> [Directions for this task]: Take the material below and retype it in full; pictures are left out.

-------------------------

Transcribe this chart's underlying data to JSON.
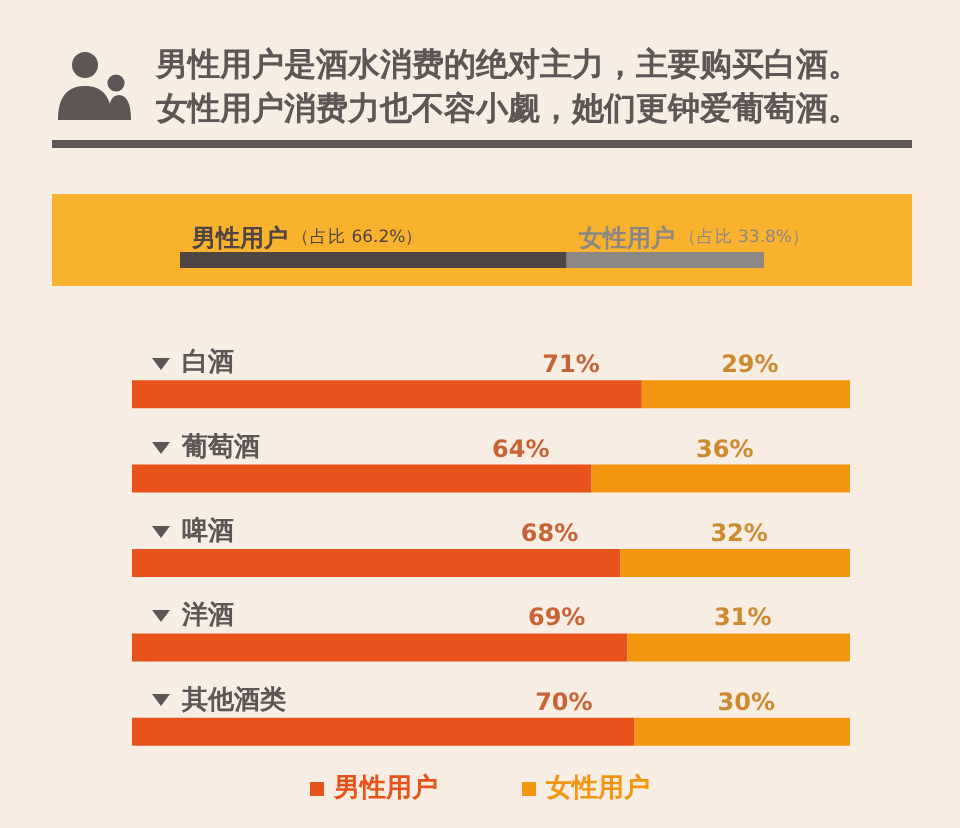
{
  "chart_data": [
    {
      "type": "bar",
      "title": "男性用户是酒水消费的绝对主力，主要购买白酒。女性用户消费力也不容小觑，她们更钟爱葡萄酒。",
      "orientation": "horizontal",
      "stacked": true,
      "categories": [
        null
      ],
      "series": [
        {
          "name": "男性用户",
          "color": "#4e4442",
          "values": [
            66.2
          ],
          "value_labels": [
            "（占比 66.2%）"
          ]
        },
        {
          "name": "女性用户",
          "color": "#8c8784",
          "values": [
            33.8
          ],
          "value_labels": [
            "（占比 33.8%）"
          ]
        }
      ],
      "xlim": [
        0,
        100
      ],
      "tick_labels": false
    },
    {
      "type": "bar",
      "orientation": "horizontal",
      "stacked": true,
      "categories": [
        "白酒",
        "葡萄酒",
        "啤酒",
        "洋酒",
        "其他酒类"
      ],
      "series": [
        {
          "name": "男性用户",
          "color": "#e8531c",
          "values": [
            71,
            64,
            68,
            69,
            70
          ],
          "value_labels": [
            "71%",
            "64%",
            "68%",
            "69%",
            "70%"
          ]
        },
        {
          "name": "女性用户",
          "color": "#f2960f",
          "values": [
            29,
            36,
            32,
            31,
            30
          ],
          "value_labels": [
            "29%",
            "36%",
            "32%",
            "31%",
            "30%"
          ]
        }
      ],
      "xlim": [
        0,
        100
      ],
      "tick_labels": "y",
      "legend": "bottom"
    }
  ]
}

-------------------------

> [Solution]:
Transcribe this chart's underlying data to JSON.
{
  "chart_data": [
    {
      "type": "bar",
      "title": "男性用户是酒水消费的绝对主力，主要购买白酒。女性用户消费力也不容小觑，她们更钟爱葡萄酒。",
      "orientation": "horizontal",
      "stacked": true,
      "categories": [
        null
      ],
      "series": [
        {
          "name": "男性用户",
          "color": "#4e4442",
          "values": [
            66.2
          ],
          "value_labels": [
            "（占比 66.2%）"
          ]
        },
        {
          "name": "女性用户",
          "color": "#8c8784",
          "values": [
            33.8
          ],
          "value_labels": [
            "（占比 33.8%）"
          ]
        }
      ],
      "xlim": [
        0,
        100
      ],
      "tick_labels": false
    },
    {
      "type": "bar",
      "orientation": "horizontal",
      "stacked": true,
      "categories": [
        "白酒",
        "葡萄酒",
        "啤酒",
        "洋酒",
        "其他酒类"
      ],
      "series": [
        {
          "name": "男性用户",
          "color": "#e8531c",
          "values": [
            71,
            64,
            68,
            69,
            70
          ],
          "value_labels": [
            "71%",
            "64%",
            "68%",
            "69%",
            "70%"
          ]
        },
        {
          "name": "女性用户",
          "color": "#f2960f",
          "values": [
            29,
            36,
            32,
            31,
            30
          ],
          "value_labels": [
            "29%",
            "36%",
            "32%",
            "31%",
            "30%"
          ]
        }
      ],
      "xlim": [
        0,
        100
      ],
      "tick_labels": "y",
      "legend": "bottom"
    }
  ]
}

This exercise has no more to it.